▶ _Goal_
Pick out each line of the records in which the word "text" appears.

- - -

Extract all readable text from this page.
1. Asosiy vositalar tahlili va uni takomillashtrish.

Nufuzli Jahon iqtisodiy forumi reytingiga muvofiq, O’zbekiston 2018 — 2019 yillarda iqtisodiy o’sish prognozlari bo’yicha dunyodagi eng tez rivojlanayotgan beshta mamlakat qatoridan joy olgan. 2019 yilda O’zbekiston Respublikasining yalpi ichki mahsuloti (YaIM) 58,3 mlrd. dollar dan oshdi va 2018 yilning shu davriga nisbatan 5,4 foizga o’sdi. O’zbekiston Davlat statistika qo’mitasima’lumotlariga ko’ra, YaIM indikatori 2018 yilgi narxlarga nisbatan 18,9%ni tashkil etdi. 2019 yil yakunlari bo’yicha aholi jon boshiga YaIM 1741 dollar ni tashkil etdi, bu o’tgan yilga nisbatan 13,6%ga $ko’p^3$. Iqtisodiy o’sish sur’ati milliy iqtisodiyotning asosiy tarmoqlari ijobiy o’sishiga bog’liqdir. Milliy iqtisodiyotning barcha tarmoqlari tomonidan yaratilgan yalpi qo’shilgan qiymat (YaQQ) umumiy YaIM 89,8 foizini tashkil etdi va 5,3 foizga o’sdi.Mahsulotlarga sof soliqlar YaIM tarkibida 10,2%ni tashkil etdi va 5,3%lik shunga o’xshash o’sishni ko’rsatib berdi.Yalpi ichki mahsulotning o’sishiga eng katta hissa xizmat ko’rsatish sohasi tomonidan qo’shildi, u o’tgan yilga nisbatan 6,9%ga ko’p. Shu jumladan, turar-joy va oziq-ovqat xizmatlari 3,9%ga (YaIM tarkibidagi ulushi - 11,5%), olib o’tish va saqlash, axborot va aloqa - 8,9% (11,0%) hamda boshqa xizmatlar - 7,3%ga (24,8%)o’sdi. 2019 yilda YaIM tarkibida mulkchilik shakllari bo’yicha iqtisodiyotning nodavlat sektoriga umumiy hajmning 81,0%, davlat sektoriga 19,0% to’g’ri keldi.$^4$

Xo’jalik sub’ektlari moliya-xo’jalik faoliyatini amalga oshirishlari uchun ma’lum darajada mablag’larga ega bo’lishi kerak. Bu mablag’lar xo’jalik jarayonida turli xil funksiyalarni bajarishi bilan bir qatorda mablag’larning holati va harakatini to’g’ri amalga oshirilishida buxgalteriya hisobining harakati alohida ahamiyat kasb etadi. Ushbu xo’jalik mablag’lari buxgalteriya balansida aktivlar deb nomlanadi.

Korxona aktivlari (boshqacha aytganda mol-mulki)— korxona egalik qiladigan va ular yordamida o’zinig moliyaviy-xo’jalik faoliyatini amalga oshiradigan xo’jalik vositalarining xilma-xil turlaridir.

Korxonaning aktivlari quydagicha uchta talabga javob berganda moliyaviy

- - -

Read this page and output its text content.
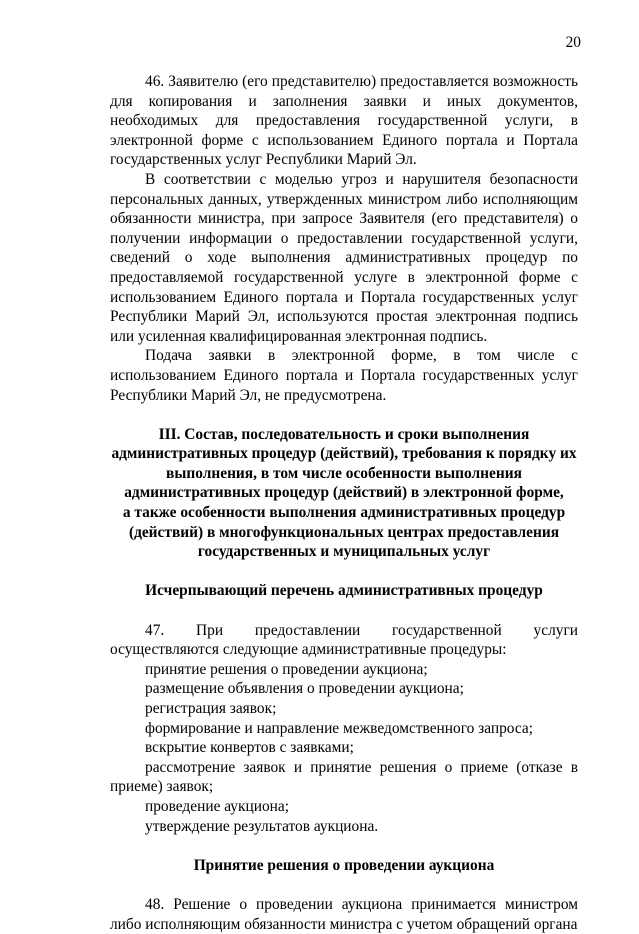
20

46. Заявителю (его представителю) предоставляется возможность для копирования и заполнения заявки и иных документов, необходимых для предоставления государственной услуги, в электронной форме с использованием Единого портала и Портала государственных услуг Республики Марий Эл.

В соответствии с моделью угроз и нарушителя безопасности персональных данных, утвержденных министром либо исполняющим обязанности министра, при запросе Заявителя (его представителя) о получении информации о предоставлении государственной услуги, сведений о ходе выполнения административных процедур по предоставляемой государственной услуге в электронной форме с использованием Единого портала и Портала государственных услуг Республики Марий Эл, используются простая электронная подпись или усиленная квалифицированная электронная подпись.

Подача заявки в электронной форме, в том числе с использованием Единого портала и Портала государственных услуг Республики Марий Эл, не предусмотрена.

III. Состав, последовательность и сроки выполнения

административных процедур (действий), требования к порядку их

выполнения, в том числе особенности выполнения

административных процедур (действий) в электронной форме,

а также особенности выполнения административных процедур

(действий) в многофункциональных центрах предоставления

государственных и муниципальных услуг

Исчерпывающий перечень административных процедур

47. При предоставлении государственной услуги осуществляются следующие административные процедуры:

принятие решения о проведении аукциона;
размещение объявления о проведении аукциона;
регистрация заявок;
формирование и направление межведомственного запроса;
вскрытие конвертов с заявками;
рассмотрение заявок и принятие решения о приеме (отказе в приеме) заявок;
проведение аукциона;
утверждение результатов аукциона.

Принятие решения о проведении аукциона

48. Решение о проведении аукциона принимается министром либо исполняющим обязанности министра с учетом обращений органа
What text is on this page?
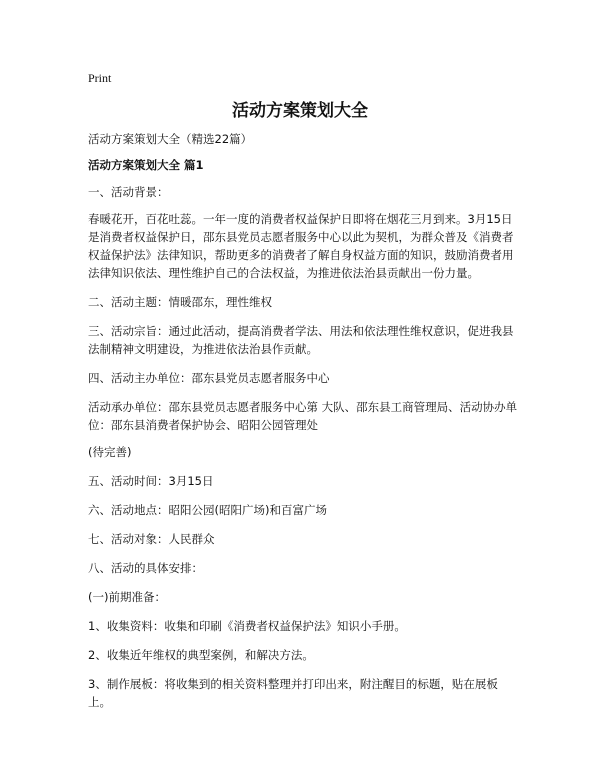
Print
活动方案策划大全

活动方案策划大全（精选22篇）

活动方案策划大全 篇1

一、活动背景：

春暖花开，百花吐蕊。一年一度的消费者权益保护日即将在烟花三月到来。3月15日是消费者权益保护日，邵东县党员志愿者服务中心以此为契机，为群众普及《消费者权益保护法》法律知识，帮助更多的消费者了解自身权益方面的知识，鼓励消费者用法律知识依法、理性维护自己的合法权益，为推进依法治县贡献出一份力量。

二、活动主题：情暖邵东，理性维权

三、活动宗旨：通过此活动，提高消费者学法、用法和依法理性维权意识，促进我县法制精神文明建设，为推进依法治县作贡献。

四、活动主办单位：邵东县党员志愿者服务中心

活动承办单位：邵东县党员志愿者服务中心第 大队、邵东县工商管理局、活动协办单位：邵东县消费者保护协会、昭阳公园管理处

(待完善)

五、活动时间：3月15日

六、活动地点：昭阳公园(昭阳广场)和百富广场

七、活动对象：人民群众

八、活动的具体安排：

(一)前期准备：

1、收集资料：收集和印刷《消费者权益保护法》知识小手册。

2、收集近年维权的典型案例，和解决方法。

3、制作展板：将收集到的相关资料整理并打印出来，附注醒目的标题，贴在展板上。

- - -

▶ _Answer to this task_
Extract all readable text from this page.
Read this page and output its text content.
What text is on this page?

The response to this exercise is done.